◆ Exercise directions: Give every entry again, word for word and in full.

-- start of Exercise input --

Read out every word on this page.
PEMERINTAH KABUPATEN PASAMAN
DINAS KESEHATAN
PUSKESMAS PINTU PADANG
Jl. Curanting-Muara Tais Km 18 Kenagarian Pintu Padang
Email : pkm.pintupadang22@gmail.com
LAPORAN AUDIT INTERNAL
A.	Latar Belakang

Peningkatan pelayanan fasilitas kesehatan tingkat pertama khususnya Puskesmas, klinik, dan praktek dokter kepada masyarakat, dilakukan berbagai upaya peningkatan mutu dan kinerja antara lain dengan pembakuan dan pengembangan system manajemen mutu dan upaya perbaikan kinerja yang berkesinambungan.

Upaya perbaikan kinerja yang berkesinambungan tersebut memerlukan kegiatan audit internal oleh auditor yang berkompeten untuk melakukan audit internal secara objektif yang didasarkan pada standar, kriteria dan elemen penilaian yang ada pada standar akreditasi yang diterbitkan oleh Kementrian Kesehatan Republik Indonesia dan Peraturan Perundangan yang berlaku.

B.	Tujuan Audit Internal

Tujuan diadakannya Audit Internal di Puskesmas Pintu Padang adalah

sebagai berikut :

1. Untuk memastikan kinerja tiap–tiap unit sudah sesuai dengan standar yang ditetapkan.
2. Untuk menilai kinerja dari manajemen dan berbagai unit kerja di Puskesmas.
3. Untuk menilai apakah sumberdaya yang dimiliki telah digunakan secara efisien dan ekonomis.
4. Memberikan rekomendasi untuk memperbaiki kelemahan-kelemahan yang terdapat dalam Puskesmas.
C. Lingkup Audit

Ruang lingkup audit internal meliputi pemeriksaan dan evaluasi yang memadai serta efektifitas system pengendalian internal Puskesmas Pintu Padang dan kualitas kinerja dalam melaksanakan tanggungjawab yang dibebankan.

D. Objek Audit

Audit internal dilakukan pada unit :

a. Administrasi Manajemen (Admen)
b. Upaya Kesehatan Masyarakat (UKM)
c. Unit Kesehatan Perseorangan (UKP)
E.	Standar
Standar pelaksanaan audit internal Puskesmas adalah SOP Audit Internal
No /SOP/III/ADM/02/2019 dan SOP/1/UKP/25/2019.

-- end of Exercise input --

◆ Complete response:
Read out every word on this page.
PEMERINTAH KABUPATEN PASAMAN
DINAS KESEHATAN
PUSKESMAS PINTU PADANG
Jl. Curanting-Muara Tais Km 18 Kenagarian Pintu Padang
Email : pkm.pintupadang22@gmail.com
LAPORAN AUDIT INTERNAL
A.	Latar Belakang

Peningkatan pelayanan fasilitas kesehatan tingkat pertama khususnya Puskesmas, klinik, dan praktek dokter kepada masyarakat, dilakukan berbagai upaya peningkatan mutu dan kinerja antara lain dengan pembakuan dan pengembangan system manajemen mutu dan upaya perbaikan kinerja yang berkesinambungan.

Upaya perbaikan kinerja yang berkesinambungan tersebut memerlukan kegiatan audit internal oleh auditor yang berkompeten untuk melakukan audit internal secara objektif yang didasarkan pada standar, kriteria dan elemen penilaian yang ada pada standar akreditasi yang diterbitkan oleh Kementrian Kesehatan Republik Indonesia dan Peraturan Perundangan yang berlaku.

B.	Tujuan Audit Internal

Tujuan diadakannya Audit Internal di Puskesmas Pintu Padang adalah

sebagai berikut :

1. Untuk memastikan kinerja tiap–tiap unit sudah sesuai dengan standar yang ditetapkan.
2. Untuk menilai kinerja dari manajemen dan berbagai unit kerja di Puskesmas.
3. Untuk menilai apakah sumberdaya yang dimiliki telah digunakan secara efisien dan ekonomis.
4. Memberikan rekomendasi untuk memperbaiki kelemahan-kelemahan yang terdapat dalam Puskesmas.
C. Lingkup Audit

Ruang lingkup audit internal meliputi pemeriksaan dan evaluasi yang memadai serta efektifitas system pengendalian internal Puskesmas Pintu Padang dan kualitas kinerja dalam melaksanakan tanggungjawab yang dibebankan.

D. Objek Audit

Audit internal dilakukan pada unit :

a. Administrasi Manajemen (Admen)
b. Upaya Kesehatan Masyarakat (UKM)
c. Unit Kesehatan Perseorangan (UKP)
E.	Standar
Standar pelaksanaan audit internal Puskesmas adalah SOP Audit Internal
No /SOP/III/ADM/02/2019 dan SOP/1/UKP/25/2019.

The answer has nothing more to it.